WHAT THE TASK REQUIRES:
What follows is a set of records; repeat all of them exactly.

──────────────────────────────

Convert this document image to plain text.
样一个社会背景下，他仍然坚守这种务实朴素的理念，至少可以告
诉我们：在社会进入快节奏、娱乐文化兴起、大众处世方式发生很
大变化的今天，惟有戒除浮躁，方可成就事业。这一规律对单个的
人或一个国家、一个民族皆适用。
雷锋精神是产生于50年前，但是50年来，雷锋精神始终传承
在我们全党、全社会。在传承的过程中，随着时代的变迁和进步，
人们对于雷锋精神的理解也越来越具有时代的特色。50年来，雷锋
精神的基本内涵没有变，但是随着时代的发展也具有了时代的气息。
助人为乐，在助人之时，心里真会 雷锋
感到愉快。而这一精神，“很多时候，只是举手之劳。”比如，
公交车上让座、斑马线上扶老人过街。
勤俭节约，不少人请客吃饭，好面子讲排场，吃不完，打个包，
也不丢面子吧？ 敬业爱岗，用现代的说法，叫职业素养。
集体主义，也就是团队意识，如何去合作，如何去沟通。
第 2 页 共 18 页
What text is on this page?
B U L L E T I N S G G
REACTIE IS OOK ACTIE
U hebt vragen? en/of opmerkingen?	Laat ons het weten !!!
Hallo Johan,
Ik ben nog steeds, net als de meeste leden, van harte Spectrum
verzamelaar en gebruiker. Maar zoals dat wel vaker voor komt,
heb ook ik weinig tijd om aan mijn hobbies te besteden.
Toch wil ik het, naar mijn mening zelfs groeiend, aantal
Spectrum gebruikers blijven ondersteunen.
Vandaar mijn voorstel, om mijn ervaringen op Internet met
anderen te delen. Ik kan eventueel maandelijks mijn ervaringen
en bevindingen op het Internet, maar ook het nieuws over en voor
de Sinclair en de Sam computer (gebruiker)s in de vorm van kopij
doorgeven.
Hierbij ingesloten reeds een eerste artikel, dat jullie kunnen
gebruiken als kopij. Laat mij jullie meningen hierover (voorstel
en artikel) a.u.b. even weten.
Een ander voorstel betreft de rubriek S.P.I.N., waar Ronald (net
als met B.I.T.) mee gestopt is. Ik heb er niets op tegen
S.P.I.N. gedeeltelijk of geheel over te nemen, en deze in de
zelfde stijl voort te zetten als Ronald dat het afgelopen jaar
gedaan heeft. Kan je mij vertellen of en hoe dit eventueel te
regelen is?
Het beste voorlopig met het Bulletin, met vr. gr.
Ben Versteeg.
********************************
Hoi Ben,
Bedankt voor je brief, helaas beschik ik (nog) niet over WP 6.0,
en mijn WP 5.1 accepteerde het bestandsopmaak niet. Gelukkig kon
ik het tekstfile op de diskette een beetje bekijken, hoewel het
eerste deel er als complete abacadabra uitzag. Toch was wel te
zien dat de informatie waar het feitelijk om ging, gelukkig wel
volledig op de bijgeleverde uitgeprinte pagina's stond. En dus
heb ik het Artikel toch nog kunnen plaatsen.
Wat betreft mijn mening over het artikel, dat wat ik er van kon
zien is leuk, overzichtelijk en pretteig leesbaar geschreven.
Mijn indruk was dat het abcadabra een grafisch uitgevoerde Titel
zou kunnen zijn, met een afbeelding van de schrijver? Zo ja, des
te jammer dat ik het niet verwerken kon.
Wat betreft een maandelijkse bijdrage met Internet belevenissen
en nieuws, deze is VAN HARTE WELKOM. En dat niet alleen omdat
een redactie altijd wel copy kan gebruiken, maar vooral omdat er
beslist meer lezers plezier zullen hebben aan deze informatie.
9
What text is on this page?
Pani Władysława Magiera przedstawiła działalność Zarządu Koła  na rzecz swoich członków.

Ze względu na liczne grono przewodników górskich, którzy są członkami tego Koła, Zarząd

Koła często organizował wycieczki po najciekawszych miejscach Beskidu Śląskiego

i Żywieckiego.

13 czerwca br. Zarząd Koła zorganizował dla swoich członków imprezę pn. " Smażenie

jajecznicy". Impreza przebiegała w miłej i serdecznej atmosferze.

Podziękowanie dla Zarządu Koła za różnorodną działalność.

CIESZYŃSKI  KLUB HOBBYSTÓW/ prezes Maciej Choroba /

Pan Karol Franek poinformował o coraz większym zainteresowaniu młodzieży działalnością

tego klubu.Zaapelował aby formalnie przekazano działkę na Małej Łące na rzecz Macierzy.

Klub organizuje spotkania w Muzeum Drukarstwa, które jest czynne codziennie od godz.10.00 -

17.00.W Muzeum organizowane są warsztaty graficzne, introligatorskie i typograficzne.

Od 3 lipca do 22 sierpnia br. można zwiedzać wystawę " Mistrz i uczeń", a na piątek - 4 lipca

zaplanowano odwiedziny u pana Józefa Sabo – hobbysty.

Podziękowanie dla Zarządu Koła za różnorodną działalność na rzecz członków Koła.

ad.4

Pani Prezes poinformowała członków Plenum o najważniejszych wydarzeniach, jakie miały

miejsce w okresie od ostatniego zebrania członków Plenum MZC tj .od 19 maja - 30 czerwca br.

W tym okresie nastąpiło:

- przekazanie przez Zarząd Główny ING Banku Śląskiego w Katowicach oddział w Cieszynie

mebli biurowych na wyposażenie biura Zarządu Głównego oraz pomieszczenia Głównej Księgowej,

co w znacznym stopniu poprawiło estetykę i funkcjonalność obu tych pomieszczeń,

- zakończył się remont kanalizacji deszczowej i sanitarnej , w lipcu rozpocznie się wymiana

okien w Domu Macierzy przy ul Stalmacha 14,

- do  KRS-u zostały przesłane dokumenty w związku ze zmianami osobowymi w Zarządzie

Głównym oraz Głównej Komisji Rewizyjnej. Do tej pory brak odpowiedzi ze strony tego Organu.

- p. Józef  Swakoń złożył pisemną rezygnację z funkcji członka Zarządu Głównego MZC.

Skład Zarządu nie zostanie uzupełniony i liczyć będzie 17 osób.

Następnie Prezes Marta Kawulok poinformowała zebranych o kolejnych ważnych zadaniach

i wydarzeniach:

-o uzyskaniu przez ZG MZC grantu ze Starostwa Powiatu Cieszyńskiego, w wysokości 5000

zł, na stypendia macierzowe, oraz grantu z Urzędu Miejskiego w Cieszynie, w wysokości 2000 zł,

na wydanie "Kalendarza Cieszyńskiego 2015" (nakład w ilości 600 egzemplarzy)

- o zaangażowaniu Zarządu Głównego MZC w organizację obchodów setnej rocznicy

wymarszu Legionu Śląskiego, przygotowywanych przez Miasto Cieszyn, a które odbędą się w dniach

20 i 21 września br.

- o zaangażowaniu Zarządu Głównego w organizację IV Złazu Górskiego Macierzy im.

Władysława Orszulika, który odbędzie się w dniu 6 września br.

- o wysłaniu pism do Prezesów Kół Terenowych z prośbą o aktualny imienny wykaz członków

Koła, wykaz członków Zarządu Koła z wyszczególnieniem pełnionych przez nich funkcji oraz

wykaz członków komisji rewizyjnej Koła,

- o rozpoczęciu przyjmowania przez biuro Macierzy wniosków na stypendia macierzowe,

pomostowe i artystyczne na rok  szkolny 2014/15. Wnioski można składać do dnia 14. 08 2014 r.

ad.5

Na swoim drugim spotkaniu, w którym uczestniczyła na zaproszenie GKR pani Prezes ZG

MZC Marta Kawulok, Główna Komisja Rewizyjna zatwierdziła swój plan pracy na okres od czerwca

──────────────────────────────

TASK ANSWER:
Convert this document image to plain text.
样一个社会背景下，他仍然坚守这种务实朴素的理念，至少可以告
诉我们：在社会进入快节奏、娱乐文化兴起、大众处世方式发生很
大变化的今天，惟有戒除浮躁，方可成就事业。这一规律对单个的
人或一个国家、一个民族皆适用。
雷锋精神是产生于50年前，但是50年来，雷锋精神始终传承
在我们全党、全社会。在传承的过程中，随着时代的变迁和进步，
人们对于雷锋精神的理解也越来越具有时代的特色。50年来，雷锋
精神的基本内涵没有变，但是随着时代的发展也具有了时代的气息。
助人为乐，在助人之时，心里真会 雷锋
感到愉快。而这一精神，“很多时候，只是举手之劳。”比如，
公交车上让座、斑马线上扶老人过街。
勤俭节约，不少人请客吃饭，好面子讲排场，吃不完，打个包，
也不丢面子吧？ 敬业爱岗，用现代的说法，叫职业素养。
集体主义，也就是团队意识，如何去合作，如何去沟通。
第 2 页 共 18 页
What text is on this page?
B U L L E T I N S G G
REACTIE IS OOK ACTIE
U hebt vragen? en/of opmerkingen?	Laat ons het weten !!!
Hallo Johan,
Ik ben nog steeds, net als de meeste leden, van harte Spectrum
verzamelaar en gebruiker. Maar zoals dat wel vaker voor komt,
heb ook ik weinig tijd om aan mijn hobbies te besteden.
Toch wil ik het, naar mijn mening zelfs groeiend, aantal
Spectrum gebruikers blijven ondersteunen.
Vandaar mijn voorstel, om mijn ervaringen op Internet met
anderen te delen. Ik kan eventueel maandelijks mijn ervaringen
en bevindingen op het Internet, maar ook het nieuws over en voor
de Sinclair en de Sam computer (gebruiker)s in de vorm van kopij
doorgeven.
Hierbij ingesloten reeds een eerste artikel, dat jullie kunnen
gebruiken als kopij. Laat mij jullie meningen hierover (voorstel
en artikel) a.u.b. even weten.
Een ander voorstel betreft de rubriek S.P.I.N., waar Ronald (net
als met B.I.T.) mee gestopt is. Ik heb er niets op tegen
S.P.I.N. gedeeltelijk of geheel over te nemen, en deze in de
zelfde stijl voort te zetten als Ronald dat het afgelopen jaar
gedaan heeft. Kan je mij vertellen of en hoe dit eventueel te
regelen is?
Het beste voorlopig met het Bulletin, met vr. gr.
Ben Versteeg.
********************************
Hoi Ben,
Bedankt voor je brief, helaas beschik ik (nog) niet over WP 6.0,
en mijn WP 5.1 accepteerde het bestandsopmaak niet. Gelukkig kon
ik het tekstfile op de diskette een beetje bekijken, hoewel het
eerste deel er als complete abacadabra uitzag. Toch was wel te
zien dat de informatie waar het feitelijk om ging, gelukkig wel
volledig op de bijgeleverde uitgeprinte pagina's stond. En dus
heb ik het Artikel toch nog kunnen plaatsen.
Wat betreft mijn mening over het artikel, dat wat ik er van kon
zien is leuk, overzichtelijk en pretteig leesbaar geschreven.
Mijn indruk was dat het abcadabra een grafisch uitgevoerde Titel
zou kunnen zijn, met een afbeelding van de schrijver? Zo ja, des
te jammer dat ik het niet verwerken kon.
Wat betreft een maandelijkse bijdrage met Internet belevenissen
en nieuws, deze is VAN HARTE WELKOM. En dat niet alleen omdat
een redactie altijd wel copy kan gebruiken, maar vooral omdat er
beslist meer lezers plezier zullen hebben aan deze informatie.
9
What text is on this page?
Pani Władysława Magiera przedstawiła działalność Zarządu Koła  na rzecz swoich członków.

Ze względu na liczne grono przewodników górskich, którzy są członkami tego Koła, Zarząd

Koła często organizował wycieczki po najciekawszych miejscach Beskidu Śląskiego

i Żywieckiego.

13 czerwca br. Zarząd Koła zorganizował dla swoich członków imprezę pn. " Smażenie

jajecznicy". Impreza przebiegała w miłej i serdecznej atmosferze.

Podziękowanie dla Zarządu Koła za różnorodną działalność.

CIESZYŃSKI  KLUB HOBBYSTÓW/ prezes Maciej Choroba /

Pan Karol Franek poinformował o coraz większym zainteresowaniu młodzieży działalnością

tego klubu.Zaapelował aby formalnie przekazano działkę na Małej Łące na rzecz Macierzy.

Klub organizuje spotkania w Muzeum Drukarstwa, które jest czynne codziennie od godz.10.00 -

17.00.W Muzeum organizowane są warsztaty graficzne, introligatorskie i typograficzne.

Od 3 lipca do 22 sierpnia br. można zwiedzać wystawę " Mistrz i uczeń", a na piątek - 4 lipca

zaplanowano odwiedziny u pana Józefa Sabo – hobbysty.

Podziękowanie dla Zarządu Koła za różnorodną działalność na rzecz członków Koła.

ad.4

Pani Prezes poinformowała członków Plenum o najważniejszych wydarzeniach, jakie miały

miejsce w okresie od ostatniego zebrania członków Plenum MZC tj .od 19 maja - 30 czerwca br.

W tym okresie nastąpiło:

- przekazanie przez Zarząd Główny ING Banku Śląskiego w Katowicach oddział w Cieszynie

mebli biurowych na wyposażenie biura Zarządu Głównego oraz pomieszczenia Głównej Księgowej,

co w znacznym stopniu poprawiło estetykę i funkcjonalność obu tych pomieszczeń,

- zakończył się remont kanalizacji deszczowej i sanitarnej , w lipcu rozpocznie się wymiana

okien w Domu Macierzy przy ul Stalmacha 14,

- do  KRS-u zostały przesłane dokumenty w związku ze zmianami osobowymi w Zarządzie

Głównym oraz Głównej Komisji Rewizyjnej. Do tej pory brak odpowiedzi ze strony tego Organu.

- p. Józef  Swakoń złożył pisemną rezygnację z funkcji członka Zarządu Głównego MZC.

Skład Zarządu nie zostanie uzupełniony i liczyć będzie 17 osób.

Następnie Prezes Marta Kawulok poinformowała zebranych o kolejnych ważnych zadaniach

i wydarzeniach:

-o uzyskaniu przez ZG MZC grantu ze Starostwa Powiatu Cieszyńskiego, w wysokości 5000

zł, na stypendia macierzowe, oraz grantu z Urzędu Miejskiego w Cieszynie, w wysokości 2000 zł,

na wydanie "Kalendarza Cieszyńskiego 2015" (nakład w ilości 600 egzemplarzy)

- o zaangażowaniu Zarządu Głównego MZC w organizację obchodów setnej rocznicy

wymarszu Legionu Śląskiego, przygotowywanych przez Miasto Cieszyn, a które odbędą się w dniach

20 i 21 września br.

- o zaangażowaniu Zarządu Głównego w organizację IV Złazu Górskiego Macierzy im.

Władysława Orszulika, który odbędzie się w dniu 6 września br.

- o wysłaniu pism do Prezesów Kół Terenowych z prośbą o aktualny imienny wykaz członków

Koła, wykaz członków Zarządu Koła z wyszczególnieniem pełnionych przez nich funkcji oraz

wykaz członków komisji rewizyjnej Koła,

- o rozpoczęciu przyjmowania przez biuro Macierzy wniosków na stypendia macierzowe,

pomostowe i artystyczne na rok  szkolny 2014/15. Wnioski można składać do dnia 14. 08 2014 r.

ad.5

Na swoim drugim spotkaniu, w którym uczestniczyła na zaproszenie GKR pani Prezes ZG

MZC Marta Kawulok, Główna Komisja Rewizyjna zatwierdziła swój plan pracy na okres od czerwca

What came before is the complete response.